> _Excerpted data_
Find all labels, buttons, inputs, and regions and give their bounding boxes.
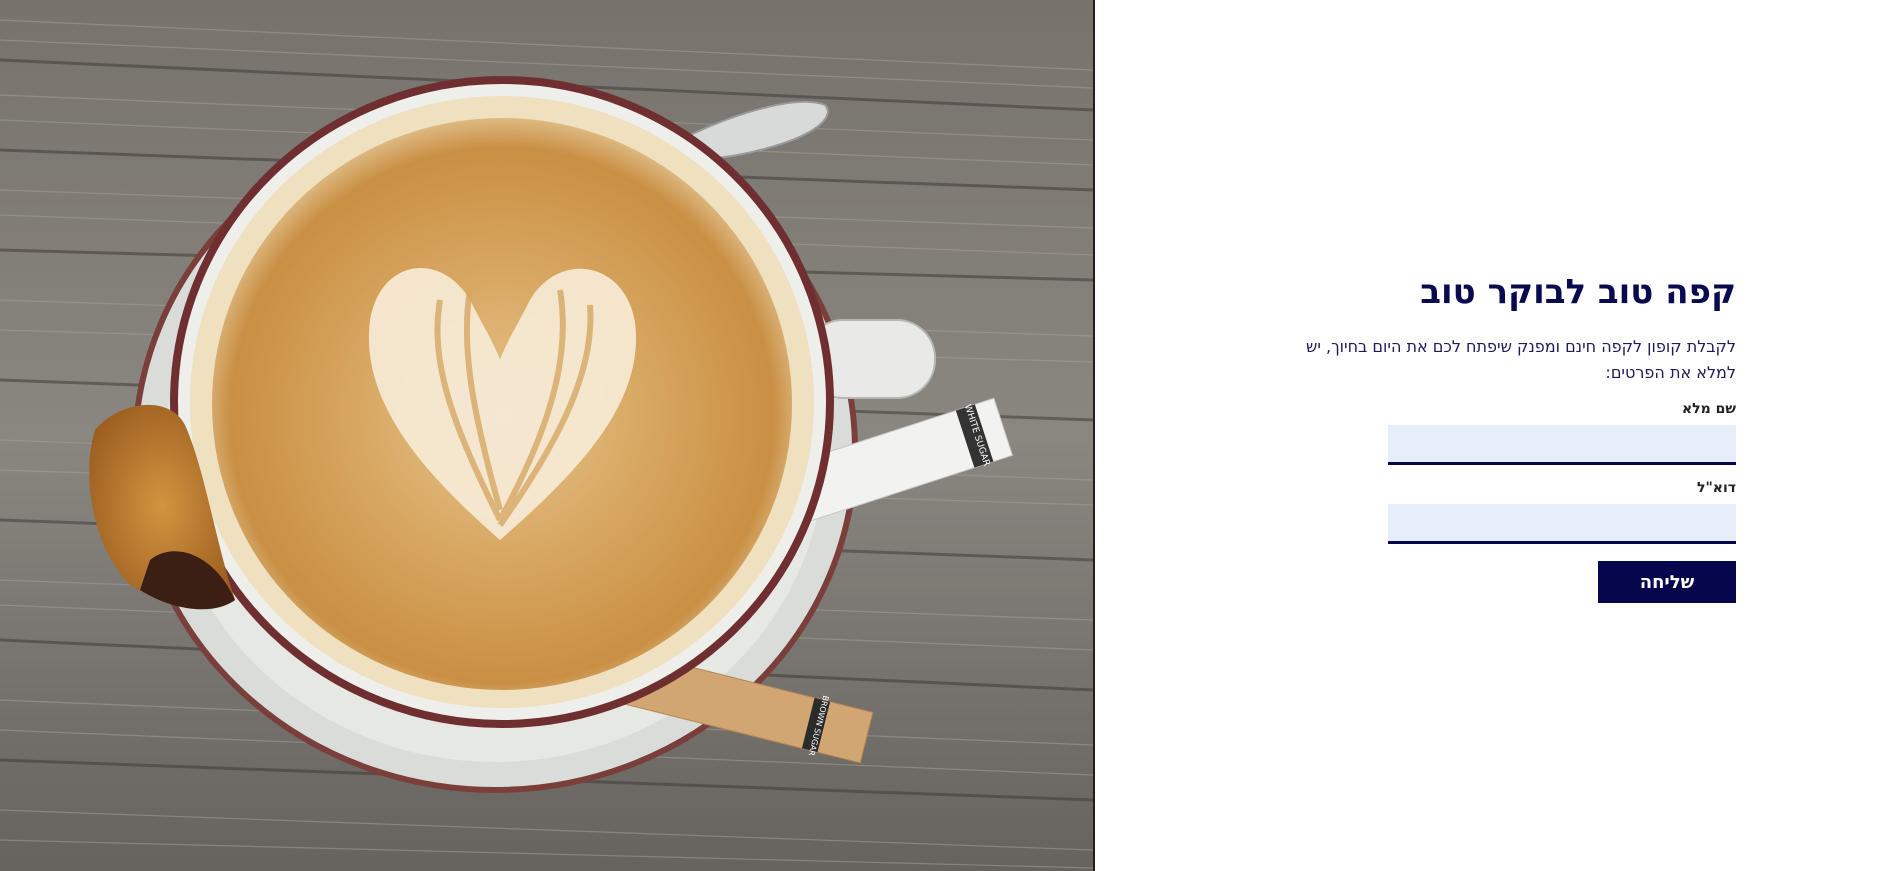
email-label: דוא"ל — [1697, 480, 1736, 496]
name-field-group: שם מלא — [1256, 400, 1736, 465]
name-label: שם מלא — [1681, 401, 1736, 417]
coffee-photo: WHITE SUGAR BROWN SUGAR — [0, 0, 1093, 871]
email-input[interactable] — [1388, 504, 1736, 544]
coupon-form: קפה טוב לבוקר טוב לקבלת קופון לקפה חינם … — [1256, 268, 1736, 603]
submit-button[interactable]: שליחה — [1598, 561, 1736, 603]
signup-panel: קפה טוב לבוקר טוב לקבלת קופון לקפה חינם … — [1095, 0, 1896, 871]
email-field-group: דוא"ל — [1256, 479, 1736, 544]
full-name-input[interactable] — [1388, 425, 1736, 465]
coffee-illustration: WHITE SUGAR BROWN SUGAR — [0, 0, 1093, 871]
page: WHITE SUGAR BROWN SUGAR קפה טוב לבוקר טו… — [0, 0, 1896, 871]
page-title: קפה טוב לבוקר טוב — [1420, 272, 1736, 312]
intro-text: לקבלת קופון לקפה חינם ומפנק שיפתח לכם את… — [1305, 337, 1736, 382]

> _Task requirements_
Copy the lines above word for word, leaving out the picture.

> _The output_
Find all labels, buttons, inputs, and regions and give their bounding boxes.
email-label: דוא"ל — [1697, 480, 1736, 496]
name-field-group: שם מלא — [1256, 400, 1736, 465]
name-label: שם מלא — [1681, 401, 1736, 417]
coffee-photo: WHITE SUGAR BROWN SUGAR — [0, 0, 1093, 871]
email-input[interactable] — [1388, 504, 1736, 544]
coupon-form: קפה טוב לבוקר טוב לקבלת קופון לקפה חינם … — [1256, 268, 1736, 603]
submit-button[interactable]: שליחה — [1598, 561, 1736, 603]
signup-panel: קפה טוב לבוקר טוב לקבלת קופון לקפה חינם … — [1095, 0, 1896, 871]
email-field-group: דוא"ל — [1256, 479, 1736, 544]
full-name-input[interactable] — [1388, 425, 1736, 465]
coffee-illustration: WHITE SUGAR BROWN SUGAR — [0, 0, 1093, 871]
page: WHITE SUGAR BROWN SUGAR קפה טוב לבוקר טו… — [0, 0, 1896, 871]
page-title: קפה טוב לבוקר טוב — [1420, 272, 1736, 312]
intro-text: לקבלת קופון לקפה חינם ומפנק שיפתח לכם את… — [1305, 337, 1736, 382]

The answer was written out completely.